## Prompt
Take the entries below and print all of them exactly, please.

Dataset items:
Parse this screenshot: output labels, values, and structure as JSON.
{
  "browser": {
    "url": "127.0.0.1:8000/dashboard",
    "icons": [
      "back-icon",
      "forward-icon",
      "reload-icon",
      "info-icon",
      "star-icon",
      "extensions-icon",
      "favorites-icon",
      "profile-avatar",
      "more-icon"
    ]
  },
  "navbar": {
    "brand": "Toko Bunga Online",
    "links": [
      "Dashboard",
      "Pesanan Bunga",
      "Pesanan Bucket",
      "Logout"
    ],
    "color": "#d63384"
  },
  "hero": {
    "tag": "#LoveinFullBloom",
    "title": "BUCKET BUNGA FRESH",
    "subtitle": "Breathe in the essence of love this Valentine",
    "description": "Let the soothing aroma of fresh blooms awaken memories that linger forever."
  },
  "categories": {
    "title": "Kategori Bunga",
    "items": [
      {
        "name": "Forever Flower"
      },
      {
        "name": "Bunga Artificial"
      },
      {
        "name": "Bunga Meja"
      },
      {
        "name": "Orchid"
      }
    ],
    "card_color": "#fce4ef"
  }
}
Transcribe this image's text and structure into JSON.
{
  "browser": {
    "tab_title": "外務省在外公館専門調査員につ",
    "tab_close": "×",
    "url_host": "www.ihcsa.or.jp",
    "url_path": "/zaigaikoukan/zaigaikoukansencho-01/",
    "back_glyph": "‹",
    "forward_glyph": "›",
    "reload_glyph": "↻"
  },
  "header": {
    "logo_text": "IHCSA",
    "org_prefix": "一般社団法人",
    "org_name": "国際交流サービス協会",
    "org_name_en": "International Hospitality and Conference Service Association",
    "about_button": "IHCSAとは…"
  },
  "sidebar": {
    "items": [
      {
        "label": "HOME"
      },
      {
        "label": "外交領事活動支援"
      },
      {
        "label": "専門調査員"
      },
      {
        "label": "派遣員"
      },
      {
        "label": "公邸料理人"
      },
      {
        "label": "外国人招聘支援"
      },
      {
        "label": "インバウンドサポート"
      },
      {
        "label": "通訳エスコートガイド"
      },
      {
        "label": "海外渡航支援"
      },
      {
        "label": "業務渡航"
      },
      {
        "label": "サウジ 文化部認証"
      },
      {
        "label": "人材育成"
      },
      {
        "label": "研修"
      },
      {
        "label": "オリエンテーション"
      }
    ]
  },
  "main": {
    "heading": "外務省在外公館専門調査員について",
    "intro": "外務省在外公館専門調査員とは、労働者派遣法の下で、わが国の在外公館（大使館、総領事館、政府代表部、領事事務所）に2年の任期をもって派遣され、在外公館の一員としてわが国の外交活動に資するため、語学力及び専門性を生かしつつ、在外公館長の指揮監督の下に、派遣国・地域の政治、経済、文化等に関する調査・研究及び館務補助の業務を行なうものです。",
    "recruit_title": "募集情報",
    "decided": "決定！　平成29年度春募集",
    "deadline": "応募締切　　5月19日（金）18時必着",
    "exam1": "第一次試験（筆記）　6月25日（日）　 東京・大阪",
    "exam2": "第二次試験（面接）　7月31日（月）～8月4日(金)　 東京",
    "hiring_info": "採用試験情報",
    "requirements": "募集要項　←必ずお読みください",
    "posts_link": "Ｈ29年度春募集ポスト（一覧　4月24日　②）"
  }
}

## Solved exercise
Parse this screenshot: output labels, values, and structure as JSON.
{
  "browser": {
    "url": "127.0.0.1:8000/dashboard",
    "icons": [
      "back-icon",
      "forward-icon",
      "reload-icon",
      "info-icon",
      "star-icon",
      "extensions-icon",
      "favorites-icon",
      "profile-avatar",
      "more-icon"
    ]
  },
  "navbar": {
    "brand": "Toko Bunga Online",
    "links": [
      "Dashboard",
      "Pesanan Bunga",
      "Pesanan Bucket",
      "Logout"
    ],
    "color": "#d63384"
  },
  "hero": {
    "tag": "#LoveinFullBloom",
    "title": "BUCKET BUNGA FRESH",
    "subtitle": "Breathe in the essence of love this Valentine",
    "description": "Let the soothing aroma of fresh blooms awaken memories that linger forever."
  },
  "categories": {
    "title": "Kategori Bunga",
    "items": [
      {
        "name": "Forever Flower"
      },
      {
        "name": "Bunga Artificial"
      },
      {
        "name": "Bunga Meja"
      },
      {
        "name": "Orchid"
      }
    ],
    "card_color": "#fce4ef"
  }
}
Transcribe this image's text and structure into JSON.
{
  "browser": {
    "tab_title": "外務省在外公館専門調査員につ",
    "tab_close": "×",
    "url_host": "www.ihcsa.or.jp",
    "url_path": "/zaigaikoukan/zaigaikoukansencho-01/",
    "back_glyph": "‹",
    "forward_glyph": "›",
    "reload_glyph": "↻"
  },
  "header": {
    "logo_text": "IHCSA",
    "org_prefix": "一般社団法人",
    "org_name": "国際交流サービス協会",
    "org_name_en": "International Hospitality and Conference Service Association",
    "about_button": "IHCSAとは…"
  },
  "sidebar": {
    "items": [
      {
        "label": "HOME"
      },
      {
        "label": "外交領事活動支援"
      },
      {
        "label": "専門調査員"
      },
      {
        "label": "派遣員"
      },
      {
        "label": "公邸料理人"
      },
      {
        "label": "外国人招聘支援"
      },
      {
        "label": "インバウンドサポート"
      },
      {
        "label": "通訳エスコートガイド"
      },
      {
        "label": "海外渡航支援"
      },
      {
        "label": "業務渡航"
      },
      {
        "label": "サウジ 文化部認証"
      },
      {
        "label": "人材育成"
      },
      {
        "label": "研修"
      },
      {
        "label": "オリエンテーション"
      }
    ]
  },
  "main": {
    "heading": "外務省在外公館専門調査員について",
    "intro": "外務省在外公館専門調査員とは、労働者派遣法の下で、わが国の在外公館（大使館、総領事館、政府代表部、領事事務所）に2年の任期をもって派遣され、在外公館の一員としてわが国の外交活動に資するため、語学力及び専門性を生かしつつ、在外公館長の指揮監督の下に、派遣国・地域の政治、経済、文化等に関する調査・研究及び館務補助の業務を行なうものです。",
    "recruit_title": "募集情報",
    "decided": "決定！　平成29年度春募集",
    "deadline": "応募締切　　5月19日（金）18時必着",
    "exam1": "第一次試験（筆記）　6月25日（日）　 東京・大阪",
    "exam2": "第二次試験（面接）　7月31日（月）～8月4日(金)　 東京",
    "hiring_info": "採用試験情報",
    "requirements": "募集要項　←必ずお読みください",
    "posts_link": "Ｈ29年度春募集ポスト（一覧　4月24日　②）"
  }
}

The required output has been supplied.